### Task prompt
Print out each record below, unaltered and complete, without its images.

▼▼▼

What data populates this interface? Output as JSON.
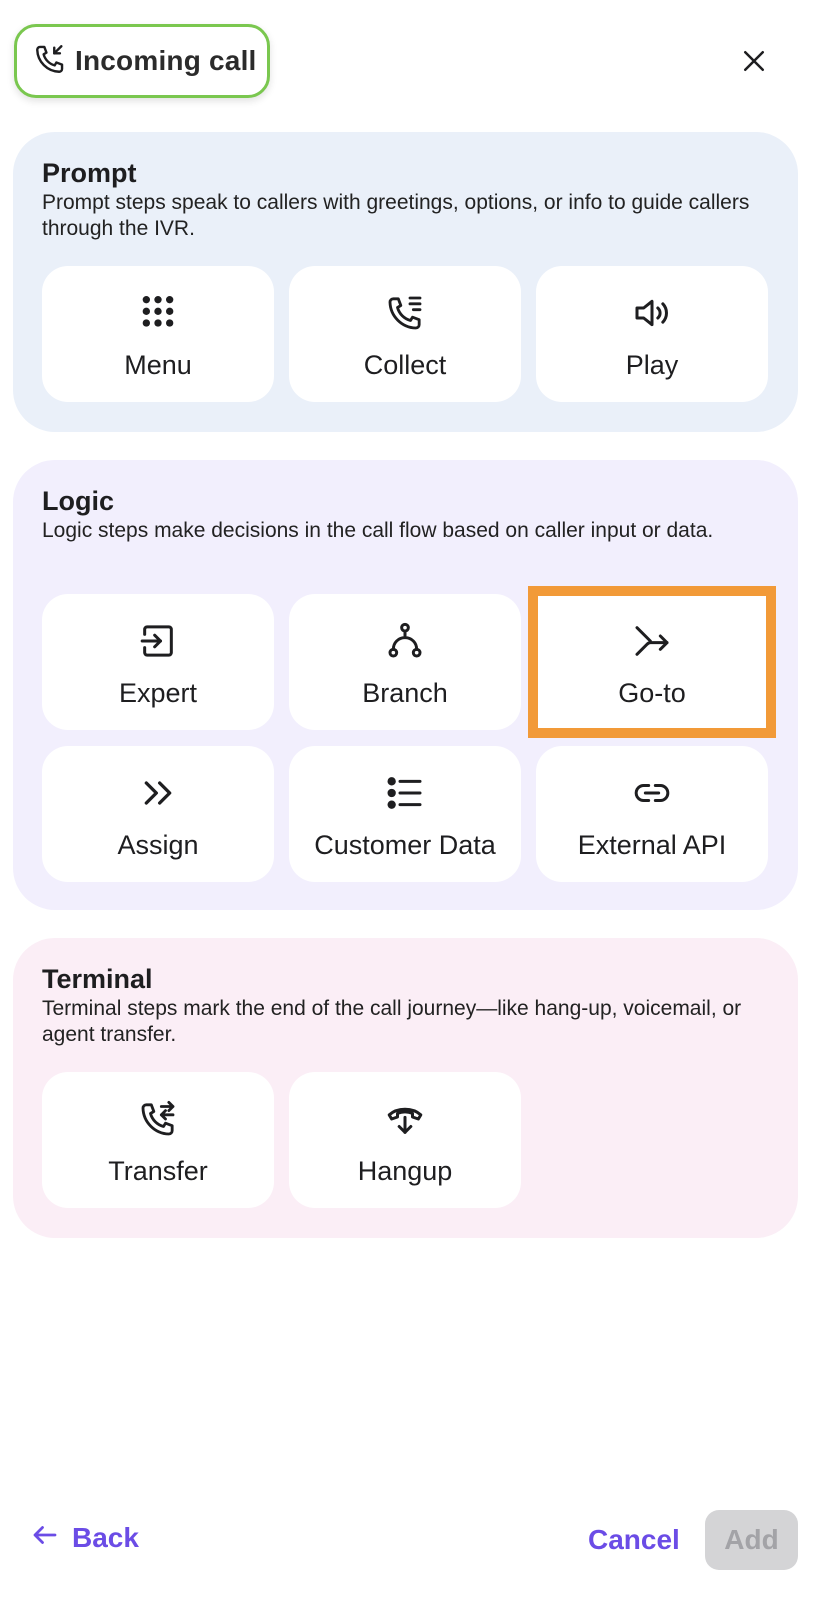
{
  "header": {
    "title": "Incoming call",
    "title_icon": "incoming-call-icon",
    "close_icon": "close-icon"
  },
  "sections": [
    {
      "title": "Prompt",
      "description": "Prompt steps speak to callers with greetings, options, or info to guide callers through the IVR.",
      "items": [
        {
          "label": "Menu",
          "icon": "keypad-icon"
        },
        {
          "label": "Collect",
          "icon": "phone-list-icon"
        },
        {
          "label": "Play",
          "icon": "speaker-icon"
        }
      ]
    },
    {
      "title": "Logic",
      "description": "Logic steps make decisions in the call flow based on caller input or data.",
      "items": [
        {
          "label": "Expert",
          "icon": "expert-enter-icon"
        },
        {
          "label": "Branch",
          "icon": "branch-icon"
        },
        {
          "label": "Go-to",
          "icon": "goto-arrow-icon",
          "selected": true
        },
        {
          "label": "Assign",
          "icon": "double-chevron-icon"
        },
        {
          "label": "Customer Data",
          "icon": "list-icon"
        },
        {
          "label": "External API",
          "icon": "link-icon"
        }
      ]
    },
    {
      "title": "Terminal",
      "description": "Terminal steps mark the end of the call journey—like hang-up, voicemail, or agent transfer.",
      "items": [
        {
          "label": "Transfer",
          "icon": "phone-transfer-icon"
        },
        {
          "label": "Hangup",
          "icon": "hangup-icon"
        }
      ]
    }
  ],
  "footer": {
    "back_label": "Back",
    "cancel_label": "Cancel",
    "add_label": "Add"
  },
  "colors": {
    "accent": "#6b4ce6",
    "chip_border": "#7ac74f",
    "selected_outline": "#f29a38",
    "prompt_bg": "#eaf0f9",
    "logic_bg": "#f2effd",
    "terminal_bg": "#fbeef6"
  }
}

▲▲▲

### Result below
What data populates this interface? Output as JSON.
{
  "header": {
    "title": "Incoming call",
    "title_icon": "incoming-call-icon",
    "close_icon": "close-icon"
  },
  "sections": [
    {
      "title": "Prompt",
      "description": "Prompt steps speak to callers with greetings, options, or info to guide callers through the IVR.",
      "items": [
        {
          "label": "Menu",
          "icon": "keypad-icon"
        },
        {
          "label": "Collect",
          "icon": "phone-list-icon"
        },
        {
          "label": "Play",
          "icon": "speaker-icon"
        }
      ]
    },
    {
      "title": "Logic",
      "description": "Logic steps make decisions in the call flow based on caller input or data.",
      "items": [
        {
          "label": "Expert",
          "icon": "expert-enter-icon"
        },
        {
          "label": "Branch",
          "icon": "branch-icon"
        },
        {
          "label": "Go-to",
          "icon": "goto-arrow-icon",
          "selected": true
        },
        {
          "label": "Assign",
          "icon": "double-chevron-icon"
        },
        {
          "label": "Customer Data",
          "icon": "list-icon"
        },
        {
          "label": "External API",
          "icon": "link-icon"
        }
      ]
    },
    {
      "title": "Terminal",
      "description": "Terminal steps mark the end of the call journey—like hang-up, voicemail, or agent transfer.",
      "items": [
        {
          "label": "Transfer",
          "icon": "phone-transfer-icon"
        },
        {
          "label": "Hangup",
          "icon": "hangup-icon"
        }
      ]
    }
  ],
  "footer": {
    "back_label": "Back",
    "cancel_label": "Cancel",
    "add_label": "Add"
  },
  "colors": {
    "accent": "#6b4ce6",
    "chip_border": "#7ac74f",
    "selected_outline": "#f29a38",
    "prompt_bg": "#eaf0f9",
    "logic_bg": "#f2effd",
    "terminal_bg": "#fbeef6"
  }
}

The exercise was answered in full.